* _AIM OF THE TASK_: Print every line of the records below verbatim, keeping their order and leaving out nothing.
┄┄┄┄┄┄
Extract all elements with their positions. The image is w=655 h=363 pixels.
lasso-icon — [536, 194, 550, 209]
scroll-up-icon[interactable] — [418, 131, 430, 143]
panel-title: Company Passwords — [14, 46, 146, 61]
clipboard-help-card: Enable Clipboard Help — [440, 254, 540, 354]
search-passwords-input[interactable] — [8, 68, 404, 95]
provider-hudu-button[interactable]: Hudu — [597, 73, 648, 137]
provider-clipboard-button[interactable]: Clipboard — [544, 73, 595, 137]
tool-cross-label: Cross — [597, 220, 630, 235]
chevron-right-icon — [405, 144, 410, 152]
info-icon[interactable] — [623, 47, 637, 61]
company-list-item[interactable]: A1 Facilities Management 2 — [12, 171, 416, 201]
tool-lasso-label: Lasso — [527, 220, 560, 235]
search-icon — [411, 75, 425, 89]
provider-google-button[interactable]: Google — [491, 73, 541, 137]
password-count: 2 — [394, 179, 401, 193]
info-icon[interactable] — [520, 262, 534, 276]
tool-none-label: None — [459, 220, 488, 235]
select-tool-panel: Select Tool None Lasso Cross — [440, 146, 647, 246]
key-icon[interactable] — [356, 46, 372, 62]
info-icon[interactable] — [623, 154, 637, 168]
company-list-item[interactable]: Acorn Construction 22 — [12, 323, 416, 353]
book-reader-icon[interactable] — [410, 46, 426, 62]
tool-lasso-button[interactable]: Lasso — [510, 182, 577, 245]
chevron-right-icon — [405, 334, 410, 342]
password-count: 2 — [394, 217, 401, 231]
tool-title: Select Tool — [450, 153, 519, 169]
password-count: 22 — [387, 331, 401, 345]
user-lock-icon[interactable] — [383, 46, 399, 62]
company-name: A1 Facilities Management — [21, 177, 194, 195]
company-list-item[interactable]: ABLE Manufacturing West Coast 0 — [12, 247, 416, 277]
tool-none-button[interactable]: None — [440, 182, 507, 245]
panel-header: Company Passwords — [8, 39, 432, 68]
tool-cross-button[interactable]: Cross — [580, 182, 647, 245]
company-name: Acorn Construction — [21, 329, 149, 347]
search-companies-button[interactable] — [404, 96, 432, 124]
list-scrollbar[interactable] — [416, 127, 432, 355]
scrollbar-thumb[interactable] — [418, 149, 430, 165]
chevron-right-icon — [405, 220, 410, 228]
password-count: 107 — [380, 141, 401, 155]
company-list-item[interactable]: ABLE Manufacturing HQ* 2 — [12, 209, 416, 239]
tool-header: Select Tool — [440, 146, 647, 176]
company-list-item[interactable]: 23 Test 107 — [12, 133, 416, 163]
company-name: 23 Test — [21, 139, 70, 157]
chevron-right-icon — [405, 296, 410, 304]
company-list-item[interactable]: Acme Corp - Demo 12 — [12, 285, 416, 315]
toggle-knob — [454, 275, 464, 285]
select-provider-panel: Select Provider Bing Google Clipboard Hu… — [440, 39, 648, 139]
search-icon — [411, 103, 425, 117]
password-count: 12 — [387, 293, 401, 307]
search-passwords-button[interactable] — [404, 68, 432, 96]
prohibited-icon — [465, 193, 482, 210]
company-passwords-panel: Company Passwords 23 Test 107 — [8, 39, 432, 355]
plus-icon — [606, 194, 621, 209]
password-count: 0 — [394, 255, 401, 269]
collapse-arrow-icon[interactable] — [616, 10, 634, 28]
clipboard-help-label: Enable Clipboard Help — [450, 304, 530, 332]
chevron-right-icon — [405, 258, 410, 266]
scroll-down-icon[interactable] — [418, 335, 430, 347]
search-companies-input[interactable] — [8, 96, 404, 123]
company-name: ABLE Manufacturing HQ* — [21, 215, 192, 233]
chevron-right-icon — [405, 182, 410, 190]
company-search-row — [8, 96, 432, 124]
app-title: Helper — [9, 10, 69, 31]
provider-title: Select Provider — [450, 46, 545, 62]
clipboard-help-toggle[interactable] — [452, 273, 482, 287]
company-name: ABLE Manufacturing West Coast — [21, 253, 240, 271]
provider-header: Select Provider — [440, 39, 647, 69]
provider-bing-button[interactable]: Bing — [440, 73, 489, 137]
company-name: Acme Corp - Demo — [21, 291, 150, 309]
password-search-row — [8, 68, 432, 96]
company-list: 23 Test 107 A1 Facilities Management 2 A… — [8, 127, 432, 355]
┄┄┄┄┄┄
* _WRITTEN ANSWER_:
Extract all elements with their positions. The image is w=655 h=363 pixels.
lasso-icon — [536, 194, 550, 209]
scroll-up-icon[interactable] — [418, 131, 430, 143]
panel-title: Company Passwords — [14, 46, 146, 61]
clipboard-help-card: Enable Clipboard Help — [440, 254, 540, 354]
search-passwords-input[interactable] — [8, 68, 404, 95]
provider-hudu-button[interactable]: Hudu — [597, 73, 648, 137]
provider-clipboard-button[interactable]: Clipboard — [544, 73, 595, 137]
tool-cross-label: Cross — [597, 220, 630, 235]
chevron-right-icon — [405, 144, 410, 152]
info-icon[interactable] — [623, 47, 637, 61]
company-list-item[interactable]: A1 Facilities Management 2 — [12, 171, 416, 201]
tool-lasso-label: Lasso — [527, 220, 560, 235]
search-icon — [411, 75, 425, 89]
provider-google-button[interactable]: Google — [491, 73, 541, 137]
password-count: 2 — [394, 179, 401, 193]
info-icon[interactable] — [520, 262, 534, 276]
tool-none-label: None — [459, 220, 488, 235]
select-tool-panel: Select Tool None Lasso Cross — [440, 146, 647, 246]
key-icon[interactable] — [356, 46, 372, 62]
info-icon[interactable] — [623, 154, 637, 168]
company-list-item[interactable]: Acorn Construction 22 — [12, 323, 416, 353]
book-reader-icon[interactable] — [410, 46, 426, 62]
tool-lasso-button[interactable]: Lasso — [510, 182, 577, 245]
chevron-right-icon — [405, 334, 410, 342]
password-count: 2 — [394, 217, 401, 231]
tool-title: Select Tool — [450, 153, 519, 169]
password-count: 22 — [387, 331, 401, 345]
user-lock-icon[interactable] — [383, 46, 399, 62]
company-name: A1 Facilities Management — [21, 177, 194, 195]
company-list-item[interactable]: ABLE Manufacturing West Coast 0 — [12, 247, 416, 277]
tool-none-button[interactable]: None — [440, 182, 507, 245]
panel-header: Company Passwords — [8, 39, 432, 68]
tool-cross-button[interactable]: Cross — [580, 182, 647, 245]
company-name: Acorn Construction — [21, 329, 149, 347]
search-companies-button[interactable] — [404, 96, 432, 124]
list-scrollbar[interactable] — [416, 127, 432, 355]
scrollbar-thumb[interactable] — [418, 149, 430, 165]
chevron-right-icon — [405, 220, 410, 228]
password-count: 107 — [380, 141, 401, 155]
company-list-item[interactable]: ABLE Manufacturing HQ* 2 — [12, 209, 416, 239]
tool-header: Select Tool — [440, 146, 647, 176]
company-list-item[interactable]: 23 Test 107 — [12, 133, 416, 163]
company-name: 23 Test — [21, 139, 70, 157]
chevron-right-icon — [405, 296, 410, 304]
company-list-item[interactable]: Acme Corp - Demo 12 — [12, 285, 416, 315]
toggle-knob — [454, 275, 464, 285]
select-provider-panel: Select Provider Bing Google Clipboard Hu… — [440, 39, 648, 139]
search-icon — [411, 103, 425, 117]
password-count: 12 — [387, 293, 401, 307]
search-passwords-button[interactable] — [404, 68, 432, 96]
prohibited-icon — [465, 193, 482, 210]
company-passwords-panel: Company Passwords 23 Test 107 — [8, 39, 432, 355]
plus-icon — [606, 194, 621, 209]
password-count: 0 — [394, 255, 401, 269]
collapse-arrow-icon[interactable] — [616, 10, 634, 28]
clipboard-help-label: Enable Clipboard Help — [450, 304, 530, 332]
chevron-right-icon — [405, 258, 410, 266]
scroll-down-icon[interactable] — [418, 335, 430, 347]
search-companies-input[interactable] — [8, 96, 404, 123]
company-name: ABLE Manufacturing HQ* — [21, 215, 192, 233]
chevron-right-icon — [405, 182, 410, 190]
company-search-row — [8, 96, 432, 124]
app-title: Helper — [9, 10, 69, 31]
provider-title: Select Provider — [450, 46, 545, 62]
clipboard-help-toggle[interactable] — [452, 273, 482, 287]
company-name: ABLE Manufacturing West Coast — [21, 253, 240, 271]
provider-header: Select Provider — [440, 39, 647, 69]
provider-bing-button[interactable]: Bing — [440, 73, 489, 137]
company-name: Acme Corp - Demo — [21, 291, 150, 309]
password-search-row — [8, 68, 432, 96]
company-list: 23 Test 107 A1 Facilities Management 2 A… — [8, 127, 432, 355]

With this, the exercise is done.